State how many lines of the items below contain the string "timezone", and give only that number.

======== Raw data ========

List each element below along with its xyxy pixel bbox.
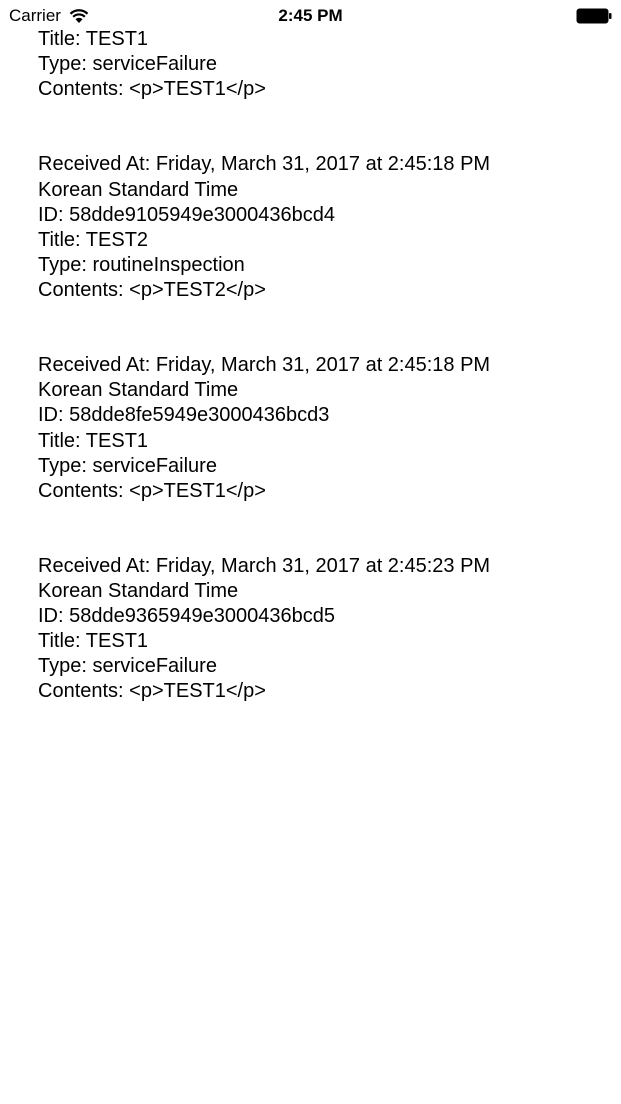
entry-title: Title: TEST1 (38, 429, 149, 452)
entry-contents: Contents: <p>TEST1</p> (38, 479, 266, 502)
log-entry: Received At: Friday, March 31, 2017 at 2… (38, 554, 608, 705)
notification-log: Title: TEST1 Type: serviceFailure Conten… (38, 27, 608, 705)
entry-type: Type: serviceFailure (38, 655, 217, 678)
log-entry: Title: TEST1 Type: serviceFailure Conten… (38, 27, 608, 102)
entry-separator (38, 303, 608, 353)
log-entry: Received At: Friday, March 31, 2017 at 2… (38, 353, 608, 504)
entry-received-at: Received At: Friday, March 31, 2017 at 2… (38, 354, 491, 377)
entry-id: ID: 58dde9105949e3000436bcd4 (38, 203, 335, 226)
entry-type: Type: routineInspection (38, 253, 245, 276)
entry-contents: Contents: <p>TEST1</p> (38, 680, 266, 703)
entry-title: Title: TEST1 (38, 28, 149, 50)
log-entry: Received At: Friday, March 31, 2017 at 2… (38, 152, 608, 303)
entry-id: ID: 58dde9365949e3000436bcd5 (38, 605, 335, 628)
status-time: 2:45 PM (278, 6, 343, 25)
entry-id: ID: 58dde8fe5949e3000436bcd3 (38, 404, 330, 427)
entry-separator (38, 504, 608, 554)
entry-timezone: Korean Standard Time (38, 580, 239, 603)
entry-title: Title: TEST1 (38, 630, 149, 653)
entry-type: Type: serviceFailure (38, 53, 217, 76)
entry-separator (38, 102, 608, 152)
entry-title: Title: TEST2 (38, 228, 149, 251)
entry-timezone: Korean Standard Time (38, 379, 239, 402)
entry-type: Type: serviceFailure (38, 454, 217, 477)
battery-icon (576, 8, 612, 24)
entry-received-at: Received At: Friday, March 31, 2017 at 2… (38, 153, 491, 176)
entry-contents: Contents: <p>TEST1</p> (38, 78, 266, 101)
entry-received-at: Received At: Friday, March 31, 2017 at 2… (38, 554, 491, 577)
entry-timezone: Korean Standard Time (38, 178, 239, 201)
entry-contents: Contents: <p>TEST2</p> (38, 278, 266, 301)
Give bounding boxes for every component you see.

========

Response:
3